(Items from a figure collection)
'''

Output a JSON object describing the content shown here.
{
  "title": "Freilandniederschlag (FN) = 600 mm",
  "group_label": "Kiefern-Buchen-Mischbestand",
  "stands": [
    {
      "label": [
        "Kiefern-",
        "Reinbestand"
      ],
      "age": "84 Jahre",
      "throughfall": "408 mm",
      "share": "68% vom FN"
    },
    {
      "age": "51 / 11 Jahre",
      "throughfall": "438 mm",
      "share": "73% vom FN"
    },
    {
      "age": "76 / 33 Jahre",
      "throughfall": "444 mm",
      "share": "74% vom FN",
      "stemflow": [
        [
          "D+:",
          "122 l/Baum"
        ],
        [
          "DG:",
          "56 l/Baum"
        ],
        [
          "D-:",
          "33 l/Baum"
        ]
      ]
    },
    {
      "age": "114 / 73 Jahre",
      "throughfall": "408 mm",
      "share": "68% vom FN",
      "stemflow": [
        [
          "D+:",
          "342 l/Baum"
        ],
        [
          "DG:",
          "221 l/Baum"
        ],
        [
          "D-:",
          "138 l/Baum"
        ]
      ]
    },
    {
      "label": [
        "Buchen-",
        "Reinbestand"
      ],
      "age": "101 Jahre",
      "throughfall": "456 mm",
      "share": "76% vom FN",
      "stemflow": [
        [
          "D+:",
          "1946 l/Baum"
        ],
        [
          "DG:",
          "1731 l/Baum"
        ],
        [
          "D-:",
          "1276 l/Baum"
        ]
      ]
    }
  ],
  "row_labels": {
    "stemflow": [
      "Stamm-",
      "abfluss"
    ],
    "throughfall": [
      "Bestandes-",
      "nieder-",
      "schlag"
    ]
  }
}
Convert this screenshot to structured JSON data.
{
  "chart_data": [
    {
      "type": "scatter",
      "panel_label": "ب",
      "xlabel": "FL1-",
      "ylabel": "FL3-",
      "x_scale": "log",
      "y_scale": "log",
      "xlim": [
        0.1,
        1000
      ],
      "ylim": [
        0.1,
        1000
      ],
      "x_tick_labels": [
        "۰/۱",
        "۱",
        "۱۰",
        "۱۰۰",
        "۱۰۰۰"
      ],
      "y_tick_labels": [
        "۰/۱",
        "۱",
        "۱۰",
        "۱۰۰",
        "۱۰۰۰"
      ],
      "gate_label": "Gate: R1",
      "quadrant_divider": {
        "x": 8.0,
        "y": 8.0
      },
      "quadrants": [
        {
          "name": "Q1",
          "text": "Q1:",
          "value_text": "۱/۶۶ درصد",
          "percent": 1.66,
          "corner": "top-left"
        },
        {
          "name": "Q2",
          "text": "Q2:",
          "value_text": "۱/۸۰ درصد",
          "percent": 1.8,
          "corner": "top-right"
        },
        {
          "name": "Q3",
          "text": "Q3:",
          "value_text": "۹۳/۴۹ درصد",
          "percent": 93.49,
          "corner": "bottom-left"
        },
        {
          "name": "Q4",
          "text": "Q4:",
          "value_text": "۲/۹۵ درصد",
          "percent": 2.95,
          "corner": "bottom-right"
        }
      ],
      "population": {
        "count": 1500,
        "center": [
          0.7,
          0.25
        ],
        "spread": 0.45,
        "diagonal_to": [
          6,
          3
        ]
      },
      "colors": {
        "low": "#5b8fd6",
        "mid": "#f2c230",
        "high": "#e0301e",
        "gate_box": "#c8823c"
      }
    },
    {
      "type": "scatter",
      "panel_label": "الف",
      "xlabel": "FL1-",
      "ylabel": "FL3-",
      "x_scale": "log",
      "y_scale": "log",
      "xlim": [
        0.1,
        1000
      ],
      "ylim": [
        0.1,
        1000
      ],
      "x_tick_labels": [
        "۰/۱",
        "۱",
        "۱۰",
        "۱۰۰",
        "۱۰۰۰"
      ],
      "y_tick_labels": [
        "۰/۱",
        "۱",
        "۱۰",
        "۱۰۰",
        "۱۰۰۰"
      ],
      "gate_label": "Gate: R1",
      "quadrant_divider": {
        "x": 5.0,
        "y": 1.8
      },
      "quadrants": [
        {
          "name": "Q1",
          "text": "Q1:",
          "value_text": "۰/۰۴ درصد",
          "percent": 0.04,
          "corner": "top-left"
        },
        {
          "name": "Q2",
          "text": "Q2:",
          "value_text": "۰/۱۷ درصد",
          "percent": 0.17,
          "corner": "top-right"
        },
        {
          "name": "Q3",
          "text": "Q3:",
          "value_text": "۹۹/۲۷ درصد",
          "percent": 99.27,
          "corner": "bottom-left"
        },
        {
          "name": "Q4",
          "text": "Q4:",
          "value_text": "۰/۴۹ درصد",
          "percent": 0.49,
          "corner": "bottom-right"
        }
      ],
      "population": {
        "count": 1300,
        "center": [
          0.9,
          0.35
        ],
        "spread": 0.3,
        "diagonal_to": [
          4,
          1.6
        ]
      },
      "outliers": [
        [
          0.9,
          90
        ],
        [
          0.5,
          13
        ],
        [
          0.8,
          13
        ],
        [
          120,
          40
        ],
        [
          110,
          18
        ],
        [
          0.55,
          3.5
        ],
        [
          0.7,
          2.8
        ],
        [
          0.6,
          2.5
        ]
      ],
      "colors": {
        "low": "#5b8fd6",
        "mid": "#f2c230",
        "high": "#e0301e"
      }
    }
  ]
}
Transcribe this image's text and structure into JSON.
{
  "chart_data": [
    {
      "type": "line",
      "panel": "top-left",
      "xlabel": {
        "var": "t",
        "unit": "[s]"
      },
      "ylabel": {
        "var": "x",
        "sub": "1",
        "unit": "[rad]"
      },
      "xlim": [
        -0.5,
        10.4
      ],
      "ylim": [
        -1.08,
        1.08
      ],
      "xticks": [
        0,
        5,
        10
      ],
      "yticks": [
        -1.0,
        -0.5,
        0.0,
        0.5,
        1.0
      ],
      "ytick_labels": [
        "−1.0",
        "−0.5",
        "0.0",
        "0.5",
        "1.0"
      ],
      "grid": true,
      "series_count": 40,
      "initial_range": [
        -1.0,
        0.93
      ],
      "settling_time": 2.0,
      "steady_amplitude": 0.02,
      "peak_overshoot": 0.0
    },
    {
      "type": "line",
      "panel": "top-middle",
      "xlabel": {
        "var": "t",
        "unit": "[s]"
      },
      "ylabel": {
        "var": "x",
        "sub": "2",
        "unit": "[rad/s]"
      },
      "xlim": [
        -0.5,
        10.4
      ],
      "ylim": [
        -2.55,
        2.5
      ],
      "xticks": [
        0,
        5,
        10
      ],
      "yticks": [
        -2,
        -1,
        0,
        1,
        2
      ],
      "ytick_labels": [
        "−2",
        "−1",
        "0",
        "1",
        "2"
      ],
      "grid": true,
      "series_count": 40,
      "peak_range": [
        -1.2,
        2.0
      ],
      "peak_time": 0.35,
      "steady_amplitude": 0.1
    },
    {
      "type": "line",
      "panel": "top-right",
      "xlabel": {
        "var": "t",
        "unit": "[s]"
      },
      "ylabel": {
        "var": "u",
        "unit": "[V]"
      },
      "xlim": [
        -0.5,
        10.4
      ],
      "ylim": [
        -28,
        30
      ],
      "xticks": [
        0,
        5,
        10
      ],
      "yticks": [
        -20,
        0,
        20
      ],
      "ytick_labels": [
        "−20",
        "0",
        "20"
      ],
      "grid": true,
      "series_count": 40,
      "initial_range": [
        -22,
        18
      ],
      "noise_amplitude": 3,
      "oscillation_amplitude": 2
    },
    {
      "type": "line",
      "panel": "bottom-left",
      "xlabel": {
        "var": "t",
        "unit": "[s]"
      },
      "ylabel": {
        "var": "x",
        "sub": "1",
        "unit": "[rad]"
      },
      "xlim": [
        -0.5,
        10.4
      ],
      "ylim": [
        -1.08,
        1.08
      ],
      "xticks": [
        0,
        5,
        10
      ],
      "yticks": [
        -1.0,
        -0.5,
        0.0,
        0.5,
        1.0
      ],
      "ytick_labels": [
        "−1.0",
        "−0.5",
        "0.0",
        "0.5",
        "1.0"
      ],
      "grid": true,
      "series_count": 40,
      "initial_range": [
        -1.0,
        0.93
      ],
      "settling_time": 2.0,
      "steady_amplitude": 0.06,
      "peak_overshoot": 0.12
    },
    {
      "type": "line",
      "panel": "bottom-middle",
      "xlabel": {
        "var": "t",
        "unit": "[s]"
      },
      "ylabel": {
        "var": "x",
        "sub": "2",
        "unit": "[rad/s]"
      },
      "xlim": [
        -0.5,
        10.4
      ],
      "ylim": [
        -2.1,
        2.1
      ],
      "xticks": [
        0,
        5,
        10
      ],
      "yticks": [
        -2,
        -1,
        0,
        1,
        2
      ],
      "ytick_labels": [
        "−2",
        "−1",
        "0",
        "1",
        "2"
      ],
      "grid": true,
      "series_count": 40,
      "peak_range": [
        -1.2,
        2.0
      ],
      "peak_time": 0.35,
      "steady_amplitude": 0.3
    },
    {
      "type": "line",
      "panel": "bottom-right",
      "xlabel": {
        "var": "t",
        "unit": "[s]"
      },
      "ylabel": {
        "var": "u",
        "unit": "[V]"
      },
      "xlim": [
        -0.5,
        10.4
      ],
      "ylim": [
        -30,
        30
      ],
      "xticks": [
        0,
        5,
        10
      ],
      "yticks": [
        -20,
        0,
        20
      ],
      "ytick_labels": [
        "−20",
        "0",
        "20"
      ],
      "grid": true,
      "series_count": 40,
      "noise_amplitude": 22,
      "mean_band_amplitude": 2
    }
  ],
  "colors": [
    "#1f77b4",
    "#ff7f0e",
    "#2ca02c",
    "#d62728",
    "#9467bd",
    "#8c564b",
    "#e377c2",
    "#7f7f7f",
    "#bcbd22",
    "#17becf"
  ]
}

'''

*Given exercise*
Identify and list each line with the word "throughfall".

*Exercise response*
      "throughfall": "408 mm",
      "throughfall": "438 mm",
      "throughfall": "444 mm",
      "throughfall": "408 mm",
      "throughfall": "456 mm",
    "throughfall": [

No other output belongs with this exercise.